- **What to do**
Please restate the following records word for word.

Saved entries

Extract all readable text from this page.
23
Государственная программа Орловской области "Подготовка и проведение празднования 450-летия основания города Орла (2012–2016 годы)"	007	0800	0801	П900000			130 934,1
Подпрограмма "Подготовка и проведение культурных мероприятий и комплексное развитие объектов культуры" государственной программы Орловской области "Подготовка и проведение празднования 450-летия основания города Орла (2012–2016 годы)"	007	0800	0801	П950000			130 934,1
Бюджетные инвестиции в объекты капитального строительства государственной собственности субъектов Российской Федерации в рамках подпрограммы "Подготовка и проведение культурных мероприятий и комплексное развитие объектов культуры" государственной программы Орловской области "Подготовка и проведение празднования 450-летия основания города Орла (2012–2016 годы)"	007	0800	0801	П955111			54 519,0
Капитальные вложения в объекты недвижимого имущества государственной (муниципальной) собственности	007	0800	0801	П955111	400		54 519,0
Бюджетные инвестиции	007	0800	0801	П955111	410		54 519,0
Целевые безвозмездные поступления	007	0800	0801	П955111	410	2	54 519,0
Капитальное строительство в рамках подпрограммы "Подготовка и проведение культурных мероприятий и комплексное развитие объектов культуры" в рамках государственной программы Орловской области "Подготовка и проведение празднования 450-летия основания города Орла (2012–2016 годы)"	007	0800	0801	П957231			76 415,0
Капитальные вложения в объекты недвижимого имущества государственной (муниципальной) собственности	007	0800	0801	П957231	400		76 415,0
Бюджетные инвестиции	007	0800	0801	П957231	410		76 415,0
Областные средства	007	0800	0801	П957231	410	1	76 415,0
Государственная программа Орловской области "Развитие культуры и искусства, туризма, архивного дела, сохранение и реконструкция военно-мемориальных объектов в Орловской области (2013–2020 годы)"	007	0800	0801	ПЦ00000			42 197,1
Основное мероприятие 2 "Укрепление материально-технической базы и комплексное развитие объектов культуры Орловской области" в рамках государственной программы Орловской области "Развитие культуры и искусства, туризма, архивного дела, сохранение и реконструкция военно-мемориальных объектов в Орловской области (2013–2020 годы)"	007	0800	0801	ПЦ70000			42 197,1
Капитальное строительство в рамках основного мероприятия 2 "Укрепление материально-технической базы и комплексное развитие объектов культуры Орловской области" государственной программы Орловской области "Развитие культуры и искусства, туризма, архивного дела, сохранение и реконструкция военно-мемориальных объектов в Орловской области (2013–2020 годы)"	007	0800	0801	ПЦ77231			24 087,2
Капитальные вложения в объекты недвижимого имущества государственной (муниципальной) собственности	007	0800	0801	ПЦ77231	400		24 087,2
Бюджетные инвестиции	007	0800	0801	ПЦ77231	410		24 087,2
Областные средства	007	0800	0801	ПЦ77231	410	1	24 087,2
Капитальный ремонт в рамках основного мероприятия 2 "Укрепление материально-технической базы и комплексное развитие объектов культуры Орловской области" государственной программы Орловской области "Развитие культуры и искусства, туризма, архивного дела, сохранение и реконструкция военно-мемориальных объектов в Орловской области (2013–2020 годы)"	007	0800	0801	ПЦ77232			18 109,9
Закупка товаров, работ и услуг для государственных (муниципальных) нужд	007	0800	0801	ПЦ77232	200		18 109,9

- **Output of the task**
Extract all readable text from this page.
23
Государственная программа Орловской области "Подготовка и проведение празднования 450-летия основания города Орла (2012–2016 годы)"	007	0800	0801	П900000			130 934,1
Подпрограмма "Подготовка и проведение культурных мероприятий и комплексное развитие объектов культуры" государственной программы Орловской области "Подготовка и проведение празднования 450-летия основания города Орла (2012–2016 годы)"	007	0800	0801	П950000			130 934,1
Бюджетные инвестиции в объекты капитального строительства государственной собственности субъектов Российской Федерации в рамках подпрограммы "Подготовка и проведение культурных мероприятий и комплексное развитие объектов культуры" государственной программы Орловской области "Подготовка и проведение празднования 450-летия основания города Орла (2012–2016 годы)"	007	0800	0801	П955111			54 519,0
Капитальные вложения в объекты недвижимого имущества государственной (муниципальной) собственности	007	0800	0801	П955111	400		54 519,0
Бюджетные инвестиции	007	0800	0801	П955111	410		54 519,0
Целевые безвозмездные поступления	007	0800	0801	П955111	410	2	54 519,0
Капитальное строительство в рамках подпрограммы "Подготовка и проведение культурных мероприятий и комплексное развитие объектов культуры" в рамках государственной программы Орловской области "Подготовка и проведение празднования 450-летия основания города Орла (2012–2016 годы)"	007	0800	0801	П957231			76 415,0
Капитальные вложения в объекты недвижимого имущества государственной (муниципальной) собственности	007	0800	0801	П957231	400		76 415,0
Бюджетные инвестиции	007	0800	0801	П957231	410		76 415,0
Областные средства	007	0800	0801	П957231	410	1	76 415,0
Государственная программа Орловской области "Развитие культуры и искусства, туризма, архивного дела, сохранение и реконструкция военно-мемориальных объектов в Орловской области (2013–2020 годы)"	007	0800	0801	ПЦ00000			42 197,1
Основное мероприятие 2 "Укрепление материально-технической базы и комплексное развитие объектов культуры Орловской области" в рамках государственной программы Орловской области "Развитие культуры и искусства, туризма, архивного дела, сохранение и реконструкция военно-мемориальных объектов в Орловской области (2013–2020 годы)"	007	0800	0801	ПЦ70000			42 197,1
Капитальное строительство в рамках основного мероприятия 2 "Укрепление материально-технической базы и комплексное развитие объектов культуры Орловской области" государственной программы Орловской области "Развитие культуры и искусства, туризма, архивного дела, сохранение и реконструкция военно-мемориальных объектов в Орловской области (2013–2020 годы)"	007	0800	0801	ПЦ77231			24 087,2
Капитальные вложения в объекты недвижимого имущества государственной (муниципальной) собственности	007	0800	0801	ПЦ77231	400		24 087,2
Бюджетные инвестиции	007	0800	0801	ПЦ77231	410		24 087,2
Областные средства	007	0800	0801	ПЦ77231	410	1	24 087,2
Капитальный ремонт в рамках основного мероприятия 2 "Укрепление материально-технической базы и комплексное развитие объектов культуры Орловской области" государственной программы Орловской области "Развитие культуры и искусства, туризма, архивного дела, сохранение и реконструкция военно-мемориальных объектов в Орловской области (2013–2020 годы)"	007	0800	0801	ПЦ77232			18 109,9
Закупка товаров, работ и услуг для государственных (муниципальных) нужд	007	0800	0801	ПЦ77232	200		18 109,9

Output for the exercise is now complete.